---- Raw data

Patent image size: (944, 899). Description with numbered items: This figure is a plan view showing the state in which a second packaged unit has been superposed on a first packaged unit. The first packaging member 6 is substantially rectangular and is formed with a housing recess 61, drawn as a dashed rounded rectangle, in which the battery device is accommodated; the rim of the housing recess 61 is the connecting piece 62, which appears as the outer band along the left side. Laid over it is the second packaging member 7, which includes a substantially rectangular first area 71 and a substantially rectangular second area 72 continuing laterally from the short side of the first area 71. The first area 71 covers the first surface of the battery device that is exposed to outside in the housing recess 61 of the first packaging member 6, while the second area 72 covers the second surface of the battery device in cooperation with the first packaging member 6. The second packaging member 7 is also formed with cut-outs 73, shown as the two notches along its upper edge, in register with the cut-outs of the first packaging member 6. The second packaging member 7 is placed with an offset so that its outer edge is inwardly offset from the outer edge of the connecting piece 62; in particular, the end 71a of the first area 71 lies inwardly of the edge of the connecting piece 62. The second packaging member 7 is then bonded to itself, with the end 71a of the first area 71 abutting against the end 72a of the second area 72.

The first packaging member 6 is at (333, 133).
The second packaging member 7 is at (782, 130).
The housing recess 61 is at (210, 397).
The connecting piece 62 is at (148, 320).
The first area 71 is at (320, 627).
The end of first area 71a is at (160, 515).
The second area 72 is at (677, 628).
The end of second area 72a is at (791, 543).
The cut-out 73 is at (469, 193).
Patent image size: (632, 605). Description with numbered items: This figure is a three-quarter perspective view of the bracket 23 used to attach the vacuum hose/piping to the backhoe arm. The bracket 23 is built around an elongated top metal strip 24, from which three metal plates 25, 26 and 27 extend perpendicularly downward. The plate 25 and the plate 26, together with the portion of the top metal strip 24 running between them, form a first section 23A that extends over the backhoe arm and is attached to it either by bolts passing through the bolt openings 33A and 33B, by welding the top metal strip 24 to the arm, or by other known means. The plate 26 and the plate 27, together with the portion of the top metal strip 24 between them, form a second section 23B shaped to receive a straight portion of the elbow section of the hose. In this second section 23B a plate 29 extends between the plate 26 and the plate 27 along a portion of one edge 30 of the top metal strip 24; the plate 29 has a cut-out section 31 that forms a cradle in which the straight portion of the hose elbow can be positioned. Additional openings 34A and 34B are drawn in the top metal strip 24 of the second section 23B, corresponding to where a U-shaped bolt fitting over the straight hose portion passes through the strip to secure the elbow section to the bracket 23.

--------

** Given task **
How many lines of the records above contain the string "connecting"? Reply with the number alone.

** Answer to this task **
2